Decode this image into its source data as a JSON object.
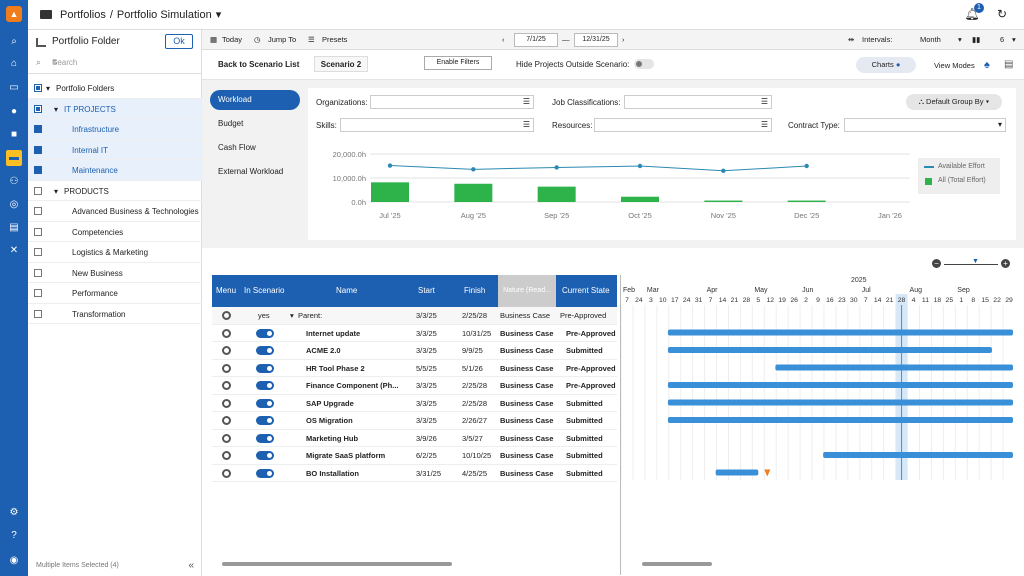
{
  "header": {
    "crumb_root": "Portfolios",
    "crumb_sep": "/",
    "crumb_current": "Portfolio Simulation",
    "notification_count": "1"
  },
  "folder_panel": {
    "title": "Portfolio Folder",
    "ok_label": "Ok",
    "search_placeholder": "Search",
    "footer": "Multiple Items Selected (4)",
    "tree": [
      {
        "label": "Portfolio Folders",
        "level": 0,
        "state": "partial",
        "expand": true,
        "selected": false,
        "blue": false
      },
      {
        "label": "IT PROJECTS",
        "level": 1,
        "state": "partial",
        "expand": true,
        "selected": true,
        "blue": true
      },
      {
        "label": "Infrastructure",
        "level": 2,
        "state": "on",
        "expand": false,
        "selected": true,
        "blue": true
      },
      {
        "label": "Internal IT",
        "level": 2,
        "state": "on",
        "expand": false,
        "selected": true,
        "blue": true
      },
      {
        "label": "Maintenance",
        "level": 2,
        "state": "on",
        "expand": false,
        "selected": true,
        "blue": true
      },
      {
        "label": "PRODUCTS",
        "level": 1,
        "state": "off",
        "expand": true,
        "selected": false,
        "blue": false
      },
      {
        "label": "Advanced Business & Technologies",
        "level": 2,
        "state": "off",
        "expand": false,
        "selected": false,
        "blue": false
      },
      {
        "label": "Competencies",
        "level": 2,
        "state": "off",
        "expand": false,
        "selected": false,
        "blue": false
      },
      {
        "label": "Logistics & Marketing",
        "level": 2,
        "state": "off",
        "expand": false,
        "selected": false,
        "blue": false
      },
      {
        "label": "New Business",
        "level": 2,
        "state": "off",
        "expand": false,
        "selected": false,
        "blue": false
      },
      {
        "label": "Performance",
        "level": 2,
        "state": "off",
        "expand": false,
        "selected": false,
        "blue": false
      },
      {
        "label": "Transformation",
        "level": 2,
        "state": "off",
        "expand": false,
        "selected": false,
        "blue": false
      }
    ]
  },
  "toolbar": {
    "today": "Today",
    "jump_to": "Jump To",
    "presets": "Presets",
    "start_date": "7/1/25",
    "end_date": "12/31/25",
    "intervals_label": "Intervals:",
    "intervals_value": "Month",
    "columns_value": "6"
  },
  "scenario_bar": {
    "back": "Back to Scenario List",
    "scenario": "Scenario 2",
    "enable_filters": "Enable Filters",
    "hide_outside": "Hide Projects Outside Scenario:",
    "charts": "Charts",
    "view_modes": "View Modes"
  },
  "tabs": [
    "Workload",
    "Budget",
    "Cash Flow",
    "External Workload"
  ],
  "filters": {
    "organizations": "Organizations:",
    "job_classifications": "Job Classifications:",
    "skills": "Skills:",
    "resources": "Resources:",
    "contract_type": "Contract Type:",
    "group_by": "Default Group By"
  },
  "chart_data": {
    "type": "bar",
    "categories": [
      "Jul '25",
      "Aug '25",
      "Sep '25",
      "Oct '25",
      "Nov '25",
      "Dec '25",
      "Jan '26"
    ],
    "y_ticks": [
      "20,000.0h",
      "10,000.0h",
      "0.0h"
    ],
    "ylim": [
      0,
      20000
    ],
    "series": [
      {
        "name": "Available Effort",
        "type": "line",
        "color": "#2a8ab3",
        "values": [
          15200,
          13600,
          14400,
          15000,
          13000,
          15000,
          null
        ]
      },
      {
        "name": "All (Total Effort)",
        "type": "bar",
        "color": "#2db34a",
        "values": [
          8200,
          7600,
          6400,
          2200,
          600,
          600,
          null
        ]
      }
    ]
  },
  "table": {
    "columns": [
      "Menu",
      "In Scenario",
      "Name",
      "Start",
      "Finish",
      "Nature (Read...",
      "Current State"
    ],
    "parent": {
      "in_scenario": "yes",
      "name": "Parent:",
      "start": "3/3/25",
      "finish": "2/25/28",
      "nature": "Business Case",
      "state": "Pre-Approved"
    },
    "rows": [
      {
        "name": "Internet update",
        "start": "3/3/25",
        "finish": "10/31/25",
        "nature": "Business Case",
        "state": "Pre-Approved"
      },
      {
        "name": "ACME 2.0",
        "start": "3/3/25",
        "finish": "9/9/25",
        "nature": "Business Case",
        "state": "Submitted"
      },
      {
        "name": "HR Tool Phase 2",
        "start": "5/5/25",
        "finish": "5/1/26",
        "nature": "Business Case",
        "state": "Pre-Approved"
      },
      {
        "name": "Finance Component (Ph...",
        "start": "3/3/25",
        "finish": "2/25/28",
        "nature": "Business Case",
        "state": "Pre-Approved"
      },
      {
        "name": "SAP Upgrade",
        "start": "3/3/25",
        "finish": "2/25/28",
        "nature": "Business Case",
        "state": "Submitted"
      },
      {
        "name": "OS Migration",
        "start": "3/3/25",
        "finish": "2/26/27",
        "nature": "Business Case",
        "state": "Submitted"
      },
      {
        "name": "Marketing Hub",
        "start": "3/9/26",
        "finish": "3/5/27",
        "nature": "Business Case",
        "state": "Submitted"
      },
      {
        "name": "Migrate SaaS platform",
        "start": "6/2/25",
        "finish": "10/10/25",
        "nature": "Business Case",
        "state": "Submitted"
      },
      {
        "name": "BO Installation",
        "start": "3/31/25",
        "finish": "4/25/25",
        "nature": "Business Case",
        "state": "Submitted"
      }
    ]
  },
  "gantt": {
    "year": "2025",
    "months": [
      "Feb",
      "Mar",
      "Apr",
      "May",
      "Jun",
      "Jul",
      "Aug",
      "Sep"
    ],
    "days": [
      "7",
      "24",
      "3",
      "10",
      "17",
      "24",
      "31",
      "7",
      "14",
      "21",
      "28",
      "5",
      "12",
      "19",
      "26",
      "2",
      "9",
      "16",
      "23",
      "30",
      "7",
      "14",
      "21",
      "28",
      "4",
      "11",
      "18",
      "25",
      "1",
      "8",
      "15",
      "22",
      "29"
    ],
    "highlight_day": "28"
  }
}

------------------------------------------------------------

= GIVEN PROBLEM =
Retype the entries word for word. Omit any images.

= ANSWER TO THIS PROBLEM =
Decode this image into its source data as a JSON object.
{
  "header": {
    "crumb_root": "Portfolios",
    "crumb_sep": "/",
    "crumb_current": "Portfolio Simulation",
    "notification_count": "1"
  },
  "folder_panel": {
    "title": "Portfolio Folder",
    "ok_label": "Ok",
    "search_placeholder": "Search",
    "footer": "Multiple Items Selected (4)",
    "tree": [
      {
        "label": "Portfolio Folders",
        "level": 0,
        "state": "partial",
        "expand": true,
        "selected": false,
        "blue": false
      },
      {
        "label": "IT PROJECTS",
        "level": 1,
        "state": "partial",
        "expand": true,
        "selected": true,
        "blue": true
      },
      {
        "label": "Infrastructure",
        "level": 2,
        "state": "on",
        "expand": false,
        "selected": true,
        "blue": true
      },
      {
        "label": "Internal IT",
        "level": 2,
        "state": "on",
        "expand": false,
        "selected": true,
        "blue": true
      },
      {
        "label": "Maintenance",
        "level": 2,
        "state": "on",
        "expand": false,
        "selected": true,
        "blue": true
      },
      {
        "label": "PRODUCTS",
        "level": 1,
        "state": "off",
        "expand": true,
        "selected": false,
        "blue": false
      },
      {
        "label": "Advanced Business & Technologies",
        "level": 2,
        "state": "off",
        "expand": false,
        "selected": false,
        "blue": false
      },
      {
        "label": "Competencies",
        "level": 2,
        "state": "off",
        "expand": false,
        "selected": false,
        "blue": false
      },
      {
        "label": "Logistics & Marketing",
        "level": 2,
        "state": "off",
        "expand": false,
        "selected": false,
        "blue": false
      },
      {
        "label": "New Business",
        "level": 2,
        "state": "off",
        "expand": false,
        "selected": false,
        "blue": false
      },
      {
        "label": "Performance",
        "level": 2,
        "state": "off",
        "expand": false,
        "selected": false,
        "blue": false
      },
      {
        "label": "Transformation",
        "level": 2,
        "state": "off",
        "expand": false,
        "selected": false,
        "blue": false
      }
    ]
  },
  "toolbar": {
    "today": "Today",
    "jump_to": "Jump To",
    "presets": "Presets",
    "start_date": "7/1/25",
    "end_date": "12/31/25",
    "intervals_label": "Intervals:",
    "intervals_value": "Month",
    "columns_value": "6"
  },
  "scenario_bar": {
    "back": "Back to Scenario List",
    "scenario": "Scenario 2",
    "enable_filters": "Enable Filters",
    "hide_outside": "Hide Projects Outside Scenario:",
    "charts": "Charts",
    "view_modes": "View Modes"
  },
  "tabs": [
    "Workload",
    "Budget",
    "Cash Flow",
    "External Workload"
  ],
  "filters": {
    "organizations": "Organizations:",
    "job_classifications": "Job Classifications:",
    "skills": "Skills:",
    "resources": "Resources:",
    "contract_type": "Contract Type:",
    "group_by": "Default Group By"
  },
  "chart_data": {
    "type": "bar",
    "categories": [
      "Jul '25",
      "Aug '25",
      "Sep '25",
      "Oct '25",
      "Nov '25",
      "Dec '25",
      "Jan '26"
    ],
    "y_ticks": [
      "20,000.0h",
      "10,000.0h",
      "0.0h"
    ],
    "ylim": [
      0,
      20000
    ],
    "series": [
      {
        "name": "Available Effort",
        "type": "line",
        "color": "#2a8ab3",
        "values": [
          15200,
          13600,
          14400,
          15000,
          13000,
          15000,
          null
        ]
      },
      {
        "name": "All (Total Effort)",
        "type": "bar",
        "color": "#2db34a",
        "values": [
          8200,
          7600,
          6400,
          2200,
          600,
          600,
          null
        ]
      }
    ]
  },
  "table": {
    "columns": [
      "Menu",
      "In Scenario",
      "Name",
      "Start",
      "Finish",
      "Nature (Read...",
      "Current State"
    ],
    "parent": {
      "in_scenario": "yes",
      "name": "Parent:",
      "start": "3/3/25",
      "finish": "2/25/28",
      "nature": "Business Case",
      "state": "Pre-Approved"
    },
    "rows": [
      {
        "name": "Internet update",
        "start": "3/3/25",
        "finish": "10/31/25",
        "nature": "Business Case",
        "state": "Pre-Approved"
      },
      {
        "name": "ACME 2.0",
        "start": "3/3/25",
        "finish": "9/9/25",
        "nature": "Business Case",
        "state": "Submitted"
      },
      {
        "name": "HR Tool Phase 2",
        "start": "5/5/25",
        "finish": "5/1/26",
        "nature": "Business Case",
        "state": "Pre-Approved"
      },
      {
        "name": "Finance Component (Ph...",
        "start": "3/3/25",
        "finish": "2/25/28",
        "nature": "Business Case",
        "state": "Pre-Approved"
      },
      {
        "name": "SAP Upgrade",
        "start": "3/3/25",
        "finish": "2/25/28",
        "nature": "Business Case",
        "state": "Submitted"
      },
      {
        "name": "OS Migration",
        "start": "3/3/25",
        "finish": "2/26/27",
        "nature": "Business Case",
        "state": "Submitted"
      },
      {
        "name": "Marketing Hub",
        "start": "3/9/26",
        "finish": "3/5/27",
        "nature": "Business Case",
        "state": "Submitted"
      },
      {
        "name": "Migrate SaaS platform",
        "start": "6/2/25",
        "finish": "10/10/25",
        "nature": "Business Case",
        "state": "Submitted"
      },
      {
        "name": "BO Installation",
        "start": "3/31/25",
        "finish": "4/25/25",
        "nature": "Business Case",
        "state": "Submitted"
      }
    ]
  },
  "gantt": {
    "year": "2025",
    "months": [
      "Feb",
      "Mar",
      "Apr",
      "May",
      "Jun",
      "Jul",
      "Aug",
      "Sep"
    ],
    "days": [
      "7",
      "24",
      "3",
      "10",
      "17",
      "24",
      "31",
      "7",
      "14",
      "21",
      "28",
      "5",
      "12",
      "19",
      "26",
      "2",
      "9",
      "16",
      "23",
      "30",
      "7",
      "14",
      "21",
      "28",
      "4",
      "11",
      "18",
      "25",
      "1",
      "8",
      "15",
      "22",
      "29"
    ],
    "highlight_day": "28"
  }
}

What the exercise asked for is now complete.